= EXERCISE AIM =
Every entry must be echoed exactly.

··· INFORMATION SHOWN ···

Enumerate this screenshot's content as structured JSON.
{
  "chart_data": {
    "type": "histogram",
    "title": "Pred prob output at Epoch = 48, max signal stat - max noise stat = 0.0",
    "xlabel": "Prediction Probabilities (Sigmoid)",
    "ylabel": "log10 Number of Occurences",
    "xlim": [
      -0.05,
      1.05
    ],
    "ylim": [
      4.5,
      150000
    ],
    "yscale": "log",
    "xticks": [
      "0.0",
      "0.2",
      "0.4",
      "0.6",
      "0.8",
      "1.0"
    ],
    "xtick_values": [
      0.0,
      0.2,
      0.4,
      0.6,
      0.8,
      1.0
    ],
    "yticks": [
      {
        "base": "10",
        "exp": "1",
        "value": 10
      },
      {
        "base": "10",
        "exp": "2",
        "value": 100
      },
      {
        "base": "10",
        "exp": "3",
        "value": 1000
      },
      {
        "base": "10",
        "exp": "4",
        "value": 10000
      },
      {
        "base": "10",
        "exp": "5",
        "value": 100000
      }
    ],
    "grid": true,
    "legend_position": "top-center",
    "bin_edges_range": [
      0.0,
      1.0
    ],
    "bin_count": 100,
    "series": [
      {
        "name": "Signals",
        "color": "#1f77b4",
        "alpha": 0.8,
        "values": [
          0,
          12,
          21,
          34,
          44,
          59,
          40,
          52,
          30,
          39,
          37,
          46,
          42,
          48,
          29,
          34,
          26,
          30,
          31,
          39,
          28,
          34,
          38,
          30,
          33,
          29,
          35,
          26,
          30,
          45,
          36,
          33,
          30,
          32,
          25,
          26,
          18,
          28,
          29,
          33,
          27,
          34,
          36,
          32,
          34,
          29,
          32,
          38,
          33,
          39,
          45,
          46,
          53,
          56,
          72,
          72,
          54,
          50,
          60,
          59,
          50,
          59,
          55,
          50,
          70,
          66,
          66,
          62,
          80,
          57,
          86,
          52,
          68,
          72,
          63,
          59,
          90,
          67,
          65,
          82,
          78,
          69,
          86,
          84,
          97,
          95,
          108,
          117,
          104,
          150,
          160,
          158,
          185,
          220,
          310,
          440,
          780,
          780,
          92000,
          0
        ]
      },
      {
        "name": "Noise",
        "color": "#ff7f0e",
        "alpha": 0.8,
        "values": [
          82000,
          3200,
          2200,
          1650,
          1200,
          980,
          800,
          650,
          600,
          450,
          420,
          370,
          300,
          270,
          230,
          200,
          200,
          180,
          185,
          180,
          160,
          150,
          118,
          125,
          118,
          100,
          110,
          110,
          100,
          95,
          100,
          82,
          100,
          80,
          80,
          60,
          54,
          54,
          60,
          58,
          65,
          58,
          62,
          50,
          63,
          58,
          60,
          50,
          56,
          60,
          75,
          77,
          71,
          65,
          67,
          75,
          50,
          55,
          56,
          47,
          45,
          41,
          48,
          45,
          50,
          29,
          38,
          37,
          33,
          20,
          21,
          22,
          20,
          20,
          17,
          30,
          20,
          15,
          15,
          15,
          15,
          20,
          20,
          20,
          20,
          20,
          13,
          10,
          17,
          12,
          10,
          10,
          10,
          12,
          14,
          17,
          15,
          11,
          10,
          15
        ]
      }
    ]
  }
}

···

= TASK RESPONSE =
Enumerate this screenshot's content as structured JSON.
{
  "chart_data": {
    "type": "histogram",
    "title": "Pred prob output at Epoch = 48, max signal stat - max noise stat = 0.0",
    "xlabel": "Prediction Probabilities (Sigmoid)",
    "ylabel": "log10 Number of Occurences",
    "xlim": [
      -0.05,
      1.05
    ],
    "ylim": [
      4.5,
      150000
    ],
    "yscale": "log",
    "xticks": [
      "0.0",
      "0.2",
      "0.4",
      "0.6",
      "0.8",
      "1.0"
    ],
    "xtick_values": [
      0.0,
      0.2,
      0.4,
      0.6,
      0.8,
      1.0
    ],
    "yticks": [
      {
        "base": "10",
        "exp": "1",
        "value": 10
      },
      {
        "base": "10",
        "exp": "2",
        "value": 100
      },
      {
        "base": "10",
        "exp": "3",
        "value": 1000
      },
      {
        "base": "10",
        "exp": "4",
        "value": 10000
      },
      {
        "base": "10",
        "exp": "5",
        "value": 100000
      }
    ],
    "grid": true,
    "legend_position": "top-center",
    "bin_edges_range": [
      0.0,
      1.0
    ],
    "bin_count": 100,
    "series": [
      {
        "name": "Signals",
        "color": "#1f77b4",
        "alpha": 0.8,
        "values": [
          0,
          12,
          21,
          34,
          44,
          59,
          40,
          52,
          30,
          39,
          37,
          46,
          42,
          48,
          29,
          34,
          26,
          30,
          31,
          39,
          28,
          34,
          38,
          30,
          33,
          29,
          35,
          26,
          30,
          45,
          36,
          33,
          30,
          32,
          25,
          26,
          18,
          28,
          29,
          33,
          27,
          34,
          36,
          32,
          34,
          29,
          32,
          38,
          33,
          39,
          45,
          46,
          53,
          56,
          72,
          72,
          54,
          50,
          60,
          59,
          50,
          59,
          55,
          50,
          70,
          66,
          66,
          62,
          80,
          57,
          86,
          52,
          68,
          72,
          63,
          59,
          90,
          67,
          65,
          82,
          78,
          69,
          86,
          84,
          97,
          95,
          108,
          117,
          104,
          150,
          160,
          158,
          185,
          220,
          310,
          440,
          780,
          780,
          92000,
          0
        ]
      },
      {
        "name": "Noise",
        "color": "#ff7f0e",
        "alpha": 0.8,
        "values": [
          82000,
          3200,
          2200,
          1650,
          1200,
          980,
          800,
          650,
          600,
          450,
          420,
          370,
          300,
          270,
          230,
          200,
          200,
          180,
          185,
          180,
          160,
          150,
          118,
          125,
          118,
          100,
          110,
          110,
          100,
          95,
          100,
          82,
          100,
          80,
          80,
          60,
          54,
          54,
          60,
          58,
          65,
          58,
          62,
          50,
          63,
          58,
          60,
          50,
          56,
          60,
          75,
          77,
          71,
          65,
          67,
          75,
          50,
          55,
          56,
          47,
          45,
          41,
          48,
          45,
          50,
          29,
          38,
          37,
          33,
          20,
          21,
          22,
          20,
          20,
          17,
          30,
          20,
          15,
          15,
          15,
          15,
          20,
          20,
          20,
          20,
          20,
          13,
          10,
          17,
          12,
          10,
          10,
          10,
          12,
          14,
          17,
          15,
          11,
          10,
          15
        ]
      }
    ]
  }
}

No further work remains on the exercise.